→ TO DO:
Pull out each line of the records holding the string "acid".

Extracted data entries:
# # #

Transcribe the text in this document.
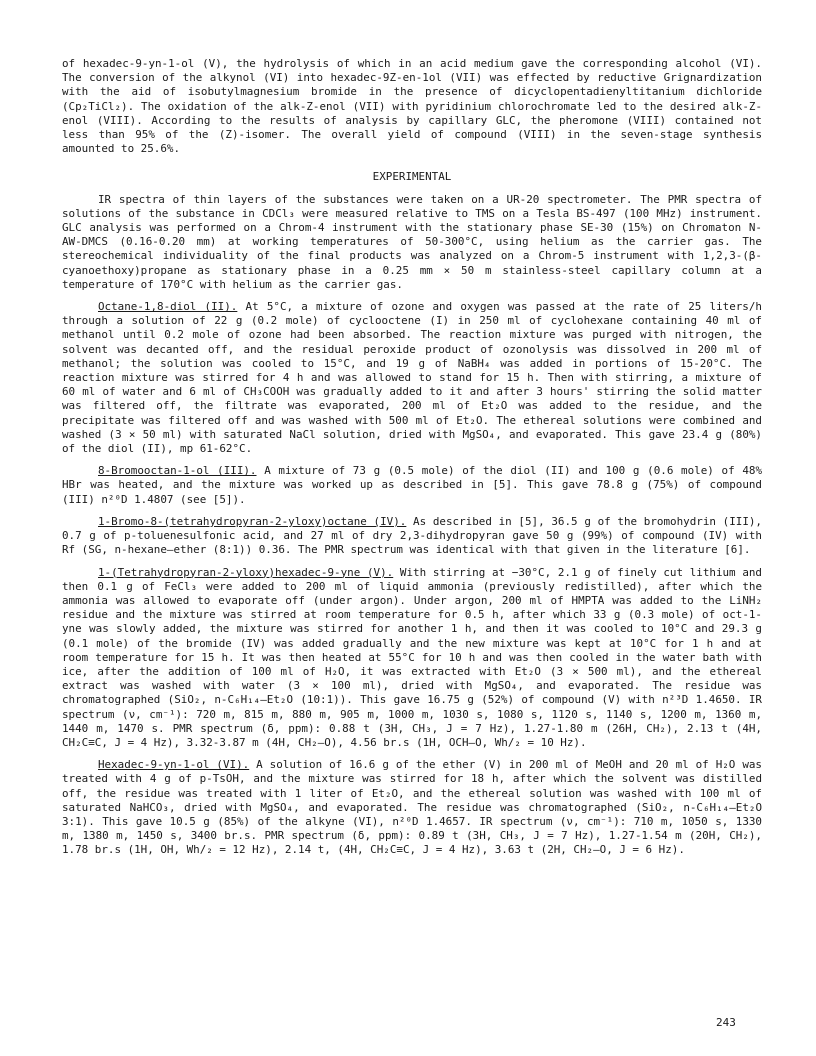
of hexadec-9-yn-1-ol (V), the hydrolysis of which in an acid medium gave the corresponding alcohol (VI). The conversion of the alkynol (VI) into hexadec-9Z-en-1ol (VII) was effected by reductive Grignardization with the aid of isobutylmagnesium bromide in the presence of dicyclopentadienyltitanium dichloride (Cp₂TiCl₂). The oxidation of the alk-Z-enol (VII) with pyridinium chlorochromate led to the desired alk-Z-enol (VIII). According to the results of analysis by capillary GLC, the pheromone (VIII) contained not less than 95% of the (Z)-isomer. The overall yield of compound (VIII) in the seven-stage synthesis amounted to 25.6%.

EXPERIMENTAL

IR spectra of thin layers of the substances were taken on a UR-20 spectrometer. The PMR spectra of solutions of the substance in CDCl₃ were measured relative to TMS on a Tesla BS-497 (100 MHz) instrument. GLC analysis was performed on a Chrom-4 instrument with the stationary phase SE-30 (15%) on Chromaton N-AW-DMCS (0.16-0.20 mm) at working temperatures of 50-300°C, using helium as the carrier gas. The stereochemical individuality of the final products was analyzed on a Chrom-5 instrument with 1,2,3-(β-cyanoethoxy)propane as stationary phase in a 0.25 mm × 50 m stainless-steel capillary column at a temperature of 170°C with helium as the carrier gas.

Octane-1,8-diol (II). At 5°C, a mixture of ozone and oxygen was passed at the rate of 25 liters/h through a solution of 22 g (0.2 mole) of cyclooctene (I) in 250 ml of cyclohexane containing 40 ml of methanol until 0.2 mole of ozone had been absorbed. The reaction mixture was purged with nitrogen, the solvent was decanted off, and the residual peroxide product of ozonolysis was dissolved in 200 ml of methanol; the solution was cooled to 15°C, and 19 g of NaBH₄ was added in portions of 15-20°C. The reaction mixture was stirred for 4 h and was allowed to stand for 15 h. Then with stirring, a mixture of 60 ml of water and 6 ml of CH₃COOH was gradually added to it and after 3 hours' stirring the solid matter was filtered off, the filtrate was evaporated, 200 ml of Et₂O was added to the residue, and the precipitate was filtered off and was washed with 500 ml of Et₂O. The ethereal solutions were combined and washed (3 × 50 ml) with saturated NaCl solution, dried with MgSO₄, and evaporated. This gave 23.4 g (80%) of the diol (II), mp 61-62°C.

8-Bromooctan-1-ol (III). A mixture of 73 g (0.5 mole) of the diol (II) and 100 g (0.6 mole) of 48% HBr was heated, and the mixture was worked up as described in [5]. This gave 78.8 g (75%) of compound (III) n²⁰D 1.4807 (see [5]).

1-Bromo-8-(tetrahydropyran-2-yloxy)octane (IV). As described in [5], 36.5 g of the bromohydrin (III), 0.7 g of p-toluenesulfonic acid, and 27 ml of dry 2,3-dihydropyran gave 50 g (99%) of compound (IV) with Rf (SG, n-hexane–ether (8:1)) 0.36. The PMR spectrum was identical with that given in the literature [6].

1-(Tetrahydropyran-2-yloxy)hexadec-9-yne (V). With stirring at −30°C, 2.1 g of finely cut lithium and then 0.1 g of FeCl₃ were added to 200 ml of liquid ammonia (previously redistilled), after which the ammonia was allowed to evaporate off (under argon). Under argon, 200 ml of HMPTA was added to the LiNH₂ residue and the mixture was stirred at room temperature for 0.5 h, after which 33 g (0.3 mole) of oct-1-yne was slowly added, the mixture was stirred for another 1 h, and then it was cooled to 10°C and 29.3 g (0.1 mole) of the bromide (IV) was added gradually and the new mixture was kept at 10°C for 1 h and at room temperature for 15 h. It was then heated at 55°C for 10 h and was then cooled in the water bath with ice, after the addition of 100 ml of H₂O, it was extracted with Et₂O (3 × 500 ml), and the ethereal extract was washed with water (3 × 100 ml), dried with MgSO₄, and evaporated. The residue was chromatographed (SiO₂, n-C₆H₁₄–Et₂O (10:1)). This gave 16.75 g (52%) of compound (V) with n²³D 1.4650. IR spectrum (ν, cm⁻¹): 720 m, 815 m, 880 m, 905 m, 1000 m, 1030 s, 1080 s, 1120 s, 1140 s, 1200 m, 1360 m, 1440 m, 1470 s. PMR spectrum (δ, ppm): 0.88 t (3H, CH₃, J = 7 Hz), 1.27-1.80 m (26H, CH₂), 2.13 t (4H, CH₂C≡C, J = 4 Hz), 3.32-3.87 m (4H, CH₂–O), 4.56 br.s (1H, OCH–O, Wh/₂ = 10 Hz).

Hexadec-9-yn-1-ol (VI). A solution of 16.6 g of the ether (V) in 200 ml of MeOH and 20 ml of H₂O was treated with 4 g of p-TsOH, and the mixture was stirred for 18 h, after which the solvent was distilled off, the residue was treated with 1 liter of Et₂O, and the ethereal solution was washed with 100 ml of saturated NaHCO₃, dried with MgSO₄, and evaporated. The residue was chromatographed (SiO₂, n-C₆H₁₄–Et₂O 3:1). This gave 10.5 g (85%) of the alkyne (VI), n²⁰D 1.4657. IR spectrum (ν, cm⁻¹): 710 m, 1050 s, 1330 m, 1380 m, 1450 s, 3400 br.s. PMR spectrum (δ, ppm): 0.89 t (3H, CH₃, J = 7 Hz), 1.27-1.54 m (20H, CH₂), 1.78 br.s (1H, OH, Wh/₂ = 12 Hz), 2.14 t, (4H, CH₂C≡C, J = 4 Hz), 3.63 t (2H, CH₂–O, J = 6 Hz).

243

# # #

→ RESULT FOR THIS EXERCISE:
of hexadec-9-yn-1-ol (V), the hydrolysis of which in an acid medium gave the corresponding alcohol (VI). The conversion of the alkynol (VI) into hexadec-9Z-en-1ol (VII) was effected by reductive Grignardization with the aid of isobutylmagnesium bromide in the presence of dicyclopentadienyltitanium dichloride (Cp₂TiCl₂). The oxidation of the alk-Z-enol (VII) with pyridinium chlorochromate led to the desired alk-Z-enol (VIII). According to the results of analysis by capillary GLC, the pheromone (VIII) contained not less than 95% of the (Z)-isomer. The overall yield of compound (VIII) in the seven-stage synthesis amounted to 25.6%.
1-Bromo-8-(tetrahydropyran-2-yloxy)octane (IV). As described in [5], 36.5 g of the bromohydrin (III), 0.7 g of p-toluenesulfonic acid, and 27 ml of dry 2,3-dihydropyran gave 50 g (99%) of compound (IV) with Rf (SG, n-hexane–ether (8:1)) 0.36. The PMR spectrum was identical with that given in the literature [6].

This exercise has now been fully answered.